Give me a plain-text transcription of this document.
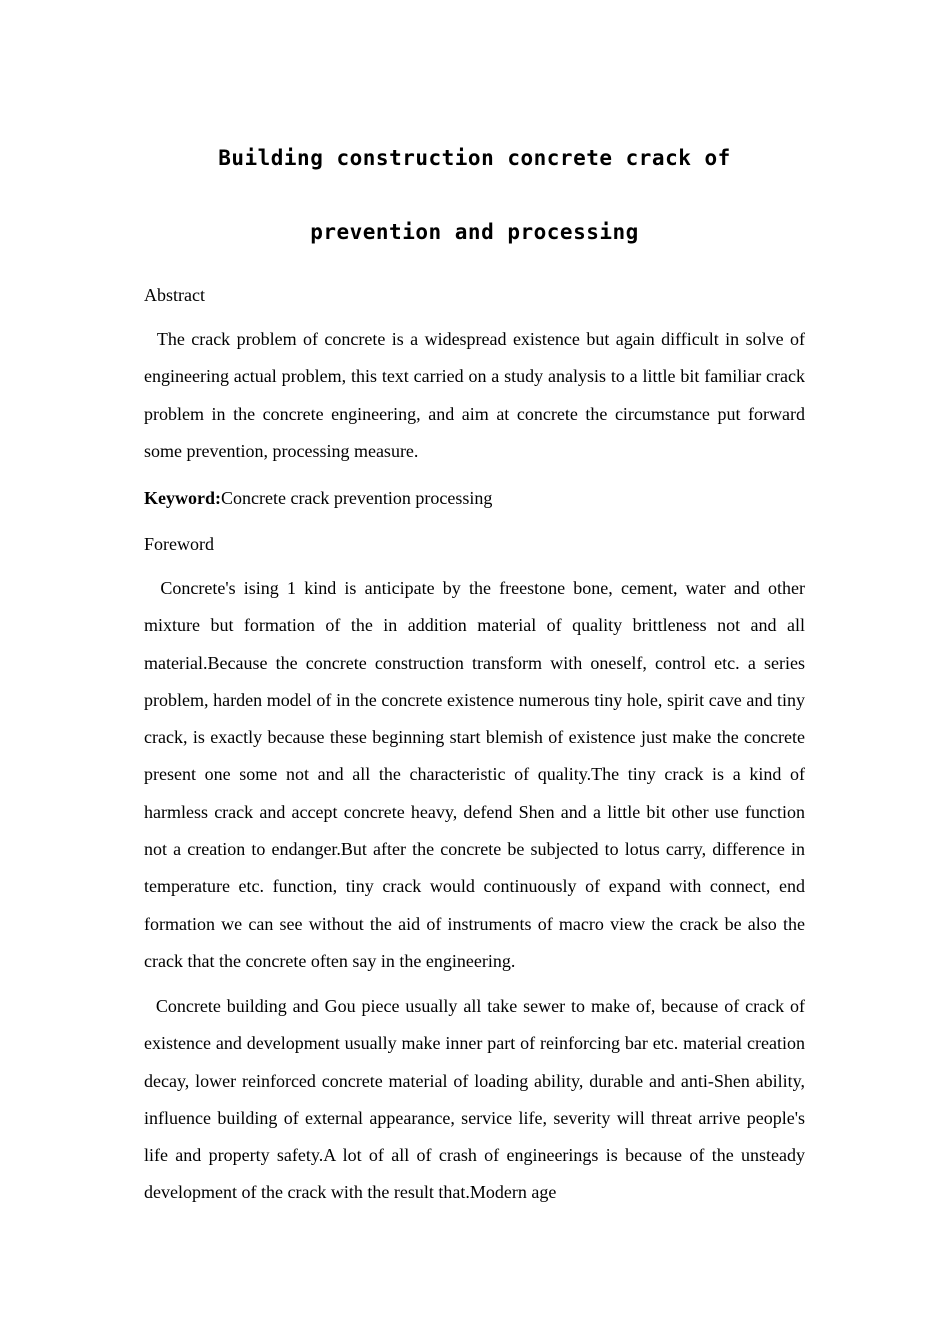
Building construction concrete crack of
prevention and processing

Abstract

The crack problem of concrete is a widespread existence but again difficult in solve of engineering actual problem, this text carried on a study analysis to a little bit familiar crack problem in the concrete engineering, and aim at concrete the circumstance put forward some prevention, processing measure.

Keyword:Concrete crack prevention processing

Foreword

Concrete's ising 1 kind is anticipate by the freestone bone, cement, water and other mixture but formation of the in addition material of quality brittleness not and all material.Because the concrete construction transform with oneself, control etc. a series problem, harden model of in the concrete existence numerous tiny hole, spirit cave and tiny crack, is exactly because these beginning start blemish of existence just make the concrete present one some not and all the characteristic of quality.The tiny crack is a kind of harmless crack and accept concrete heavy, defend Shen and a little bit other use function not a creation to endanger.But after the concrete be subjected to lotus carry, difference in temperature etc. function, tiny crack would continuously of expand with connect, end formation we can see without the aid of instruments of macro view the crack be also the crack that the concrete often say in the engineering.

Concrete building and Gou piece usually all take sewer to make of, because of crack of existence and development usually make inner part of reinforcing bar etc. material creation decay, lower reinforced concrete material of loading ability, durable and anti-Shen ability, influence building of external appearance, service life, severity will threat arrive people's life and property safety.A lot of all of crash of engineerings is because of the unsteady development of the crack with the result that.Modern age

→ **WHAT TO PRODUCE**
Keep the pictures out of your copy, and repeat every entry above exactly.

→ **ANSWER TO THE TASK**
Give me a plain-text transcription of this document.
Building construction concrete crack of
prevention and processing

Abstract

The crack problem of concrete is a widespread existence but again difficult in solve of engineering actual problem, this text carried on a study analysis to a little bit familiar crack problem in the concrete engineering, and aim at concrete the circumstance put forward some prevention, processing measure.

Keyword:Concrete crack prevention processing

Foreword

Concrete's ising 1 kind is anticipate by the freestone bone, cement, water and other mixture but formation of the in addition material of quality brittleness not and all material.Because the concrete construction transform with oneself, control etc. a series problem, harden model of in the concrete existence numerous tiny hole, spirit cave and tiny crack, is exactly because these beginning start blemish of existence just make the concrete present one some not and all the characteristic of quality.The tiny crack is a kind of harmless crack and accept concrete heavy, defend Shen and a little bit other use function not a creation to endanger.But after the concrete be subjected to lotus carry, difference in temperature etc. function, tiny crack would continuously of expand with connect, end formation we can see without the aid of instruments of macro view the crack be also the crack that the concrete often say in the engineering.

Concrete building and Gou piece usually all take sewer to make of, because of crack of existence and development usually make inner part of reinforcing bar etc. material creation decay, lower reinforced concrete material of loading ability, durable and anti-Shen ability, influence building of external appearance, service life, severity will threat arrive people's life and property safety.A lot of all of crash of engineerings is because of the unsteady development of the crack with the result that.Modern age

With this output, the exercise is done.